* **DATA SHOWN**:
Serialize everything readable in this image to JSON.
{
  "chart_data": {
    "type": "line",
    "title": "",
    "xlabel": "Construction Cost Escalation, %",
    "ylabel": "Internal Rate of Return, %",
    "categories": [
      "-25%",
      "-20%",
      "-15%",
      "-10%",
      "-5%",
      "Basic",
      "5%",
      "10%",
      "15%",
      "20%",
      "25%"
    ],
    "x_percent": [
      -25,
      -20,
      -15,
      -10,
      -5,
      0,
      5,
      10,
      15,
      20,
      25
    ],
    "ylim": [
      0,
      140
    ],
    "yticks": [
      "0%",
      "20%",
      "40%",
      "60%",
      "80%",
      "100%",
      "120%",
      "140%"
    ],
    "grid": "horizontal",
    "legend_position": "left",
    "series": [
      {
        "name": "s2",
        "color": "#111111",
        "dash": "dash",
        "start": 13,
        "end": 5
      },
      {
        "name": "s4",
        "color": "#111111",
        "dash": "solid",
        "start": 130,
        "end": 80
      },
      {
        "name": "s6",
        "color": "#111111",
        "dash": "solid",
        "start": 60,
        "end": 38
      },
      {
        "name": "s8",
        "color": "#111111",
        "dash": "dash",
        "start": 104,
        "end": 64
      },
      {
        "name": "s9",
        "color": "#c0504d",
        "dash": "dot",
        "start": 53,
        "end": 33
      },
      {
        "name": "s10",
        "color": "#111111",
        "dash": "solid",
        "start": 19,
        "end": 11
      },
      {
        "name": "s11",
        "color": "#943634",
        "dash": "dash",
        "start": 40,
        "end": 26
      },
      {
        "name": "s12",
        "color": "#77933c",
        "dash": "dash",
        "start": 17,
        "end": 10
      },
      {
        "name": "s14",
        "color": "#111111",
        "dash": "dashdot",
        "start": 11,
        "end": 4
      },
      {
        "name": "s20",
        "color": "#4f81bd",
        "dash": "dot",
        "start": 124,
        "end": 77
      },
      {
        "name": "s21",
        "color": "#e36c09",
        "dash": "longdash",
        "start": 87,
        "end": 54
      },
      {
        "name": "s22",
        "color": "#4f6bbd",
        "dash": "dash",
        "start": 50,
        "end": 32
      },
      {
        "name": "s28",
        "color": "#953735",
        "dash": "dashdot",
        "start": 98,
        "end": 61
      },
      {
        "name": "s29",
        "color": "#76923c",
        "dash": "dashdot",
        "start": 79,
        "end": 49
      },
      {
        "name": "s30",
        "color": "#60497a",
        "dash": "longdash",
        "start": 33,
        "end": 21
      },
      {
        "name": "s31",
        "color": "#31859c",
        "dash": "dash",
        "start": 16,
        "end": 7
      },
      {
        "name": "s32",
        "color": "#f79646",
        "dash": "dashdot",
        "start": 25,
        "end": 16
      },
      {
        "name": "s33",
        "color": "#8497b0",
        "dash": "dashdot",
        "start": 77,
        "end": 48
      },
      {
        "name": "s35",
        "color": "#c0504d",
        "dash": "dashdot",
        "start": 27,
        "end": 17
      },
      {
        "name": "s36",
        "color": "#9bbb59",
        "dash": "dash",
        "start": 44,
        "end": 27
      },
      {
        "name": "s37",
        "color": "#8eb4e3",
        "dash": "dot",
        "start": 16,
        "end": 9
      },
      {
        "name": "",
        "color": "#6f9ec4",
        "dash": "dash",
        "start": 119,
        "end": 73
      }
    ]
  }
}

* **WHAT IS NEEDED**:
Output the entries verbatim.

* **EXERCISE RESULT**:
Serialize everything readable in this image to JSON.
{
  "chart_data": {
    "type": "line",
    "title": "",
    "xlabel": "Construction Cost Escalation, %",
    "ylabel": "Internal Rate of Return, %",
    "categories": [
      "-25%",
      "-20%",
      "-15%",
      "-10%",
      "-5%",
      "Basic",
      "5%",
      "10%",
      "15%",
      "20%",
      "25%"
    ],
    "x_percent": [
      -25,
      -20,
      -15,
      -10,
      -5,
      0,
      5,
      10,
      15,
      20,
      25
    ],
    "ylim": [
      0,
      140
    ],
    "yticks": [
      "0%",
      "20%",
      "40%",
      "60%",
      "80%",
      "100%",
      "120%",
      "140%"
    ],
    "grid": "horizontal",
    "legend_position": "left",
    "series": [
      {
        "name": "s2",
        "color": "#111111",
        "dash": "dash",
        "start": 13,
        "end": 5
      },
      {
        "name": "s4",
        "color": "#111111",
        "dash": "solid",
        "start": 130,
        "end": 80
      },
      {
        "name": "s6",
        "color": "#111111",
        "dash": "solid",
        "start": 60,
        "end": 38
      },
      {
        "name": "s8",
        "color": "#111111",
        "dash": "dash",
        "start": 104,
        "end": 64
      },
      {
        "name": "s9",
        "color": "#c0504d",
        "dash": "dot",
        "start": 53,
        "end": 33
      },
      {
        "name": "s10",
        "color": "#111111",
        "dash": "solid",
        "start": 19,
        "end": 11
      },
      {
        "name": "s11",
        "color": "#943634",
        "dash": "dash",
        "start": 40,
        "end": 26
      },
      {
        "name": "s12",
        "color": "#77933c",
        "dash": "dash",
        "start": 17,
        "end": 10
      },
      {
        "name": "s14",
        "color": "#111111",
        "dash": "dashdot",
        "start": 11,
        "end": 4
      },
      {
        "name": "s20",
        "color": "#4f81bd",
        "dash": "dot",
        "start": 124,
        "end": 77
      },
      {
        "name": "s21",
        "color": "#e36c09",
        "dash": "longdash",
        "start": 87,
        "end": 54
      },
      {
        "name": "s22",
        "color": "#4f6bbd",
        "dash": "dash",
        "start": 50,
        "end": 32
      },
      {
        "name": "s28",
        "color": "#953735",
        "dash": "dashdot",
        "start": 98,
        "end": 61
      },
      {
        "name": "s29",
        "color": "#76923c",
        "dash": "dashdot",
        "start": 79,
        "end": 49
      },
      {
        "name": "s30",
        "color": "#60497a",
        "dash": "longdash",
        "start": 33,
        "end": 21
      },
      {
        "name": "s31",
        "color": "#31859c",
        "dash": "dash",
        "start": 16,
        "end": 7
      },
      {
        "name": "s32",
        "color": "#f79646",
        "dash": "dashdot",
        "start": 25,
        "end": 16
      },
      {
        "name": "s33",
        "color": "#8497b0",
        "dash": "dashdot",
        "start": 77,
        "end": 48
      },
      {
        "name": "s35",
        "color": "#c0504d",
        "dash": "dashdot",
        "start": 27,
        "end": 17
      },
      {
        "name": "s36",
        "color": "#9bbb59",
        "dash": "dash",
        "start": 44,
        "end": 27
      },
      {
        "name": "s37",
        "color": "#8eb4e3",
        "dash": "dot",
        "start": 16,
        "end": 9
      },
      {
        "name": "",
        "color": "#6f9ec4",
        "dash": "dash",
        "start": 119,
        "end": 73
      }
    ]
  }
}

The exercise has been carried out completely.